Feitos os contactos, reunimos em Lisboa, no final de 1983, e foi quando tivemos conhecimento mais detalhado dos objectivos e dificuldades do processo. Foi também quando conheci o Jim, e ouve entre nós uma enorme empatia. Eu teria que iniciar a minha actividade o mais tardar até ao final do primeiro trimestre de 1984 e o Jim, que inicialmente se previa que funcionasse como nosso consultor, não tendo logo anuído porque teria ainda compromissos pendentes, em principio só poderia juntar-se-ia à equipa em Junho de 1984.
Como previsto iniciei a minha actividade em Abril de 1984, embora desde Dezembro de 1983 me estivesse a inteirar de todo os problemas a que teria de resolver. Desde logo formei uma pequena equipa contratando um jovem engenheiro, Júlio Abelho e um experiente desenhador projectista vindo da Setenave, o Susano Toito.

_ _ _ _ _ _ _

# [Conjunto de tarefas]
**A)** Devolva, sem alterações, o trecho do excerto entre "Feitos os contactos, reunimos" e "Junho de 1984.", ambos incluídos.
**B)** Resuma o excerto em duas frases.
Responda com base apenas no excerto.

# [Informação fornecida]
_ _ _ _ _ _ _

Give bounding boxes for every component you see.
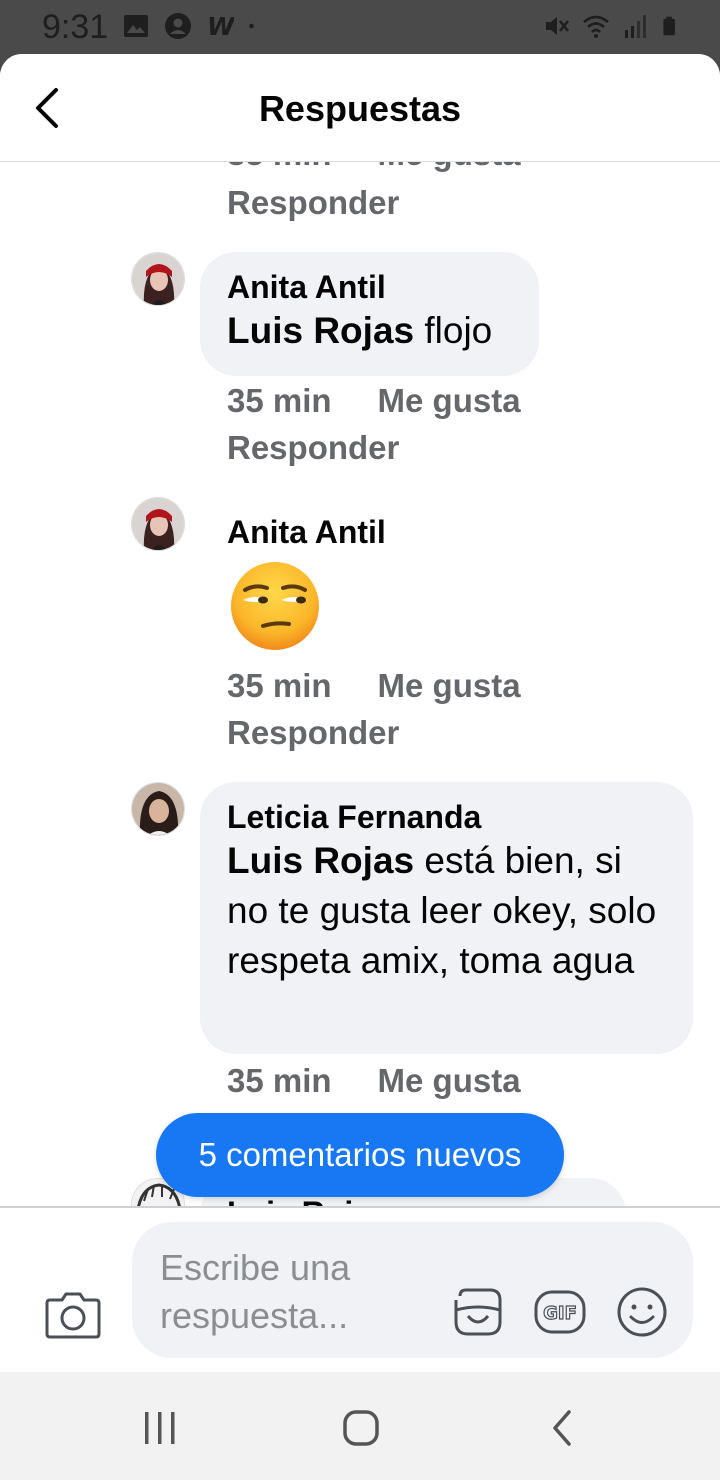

_ _ _ _ _ _ _

# [Respostas por tarefa]
**A)**
Feitos os contactos, reunimos em Lisboa, no final de 1983, e foi quando tivemos conhecimento mais detalhado dos objectivos e dificuldades do processo. Foi também quando conheci o Jim, e ouve entre nós uma enorme empatia. Eu teria que iniciar a minha actividade o mais tardar até ao final do primeiro trimestre de 1984 e o Jim, que inicialmente se previa que funcionasse como nosso consultor, não tendo logo anuído porque teria ainda compromissos pendentes, em principio só poderia juntar-se-ia à equipa em Junho de 1984.

**B)** Numa reunião em Lisboa, no final de 1983, ficaram a conhecer-se em pormenor os objetivos e as dificuldades do processo, e foi então que se deu o primeiro encontro com o Jim, com quem houve enorme empatia. A atividade começou, como previsto, em abril de 1984, e formou-se logo uma pequena equipa com o jovem engenheiro Júlio Abelho e o experiente desenhador projetista Susano Toito, vindo da Setenave.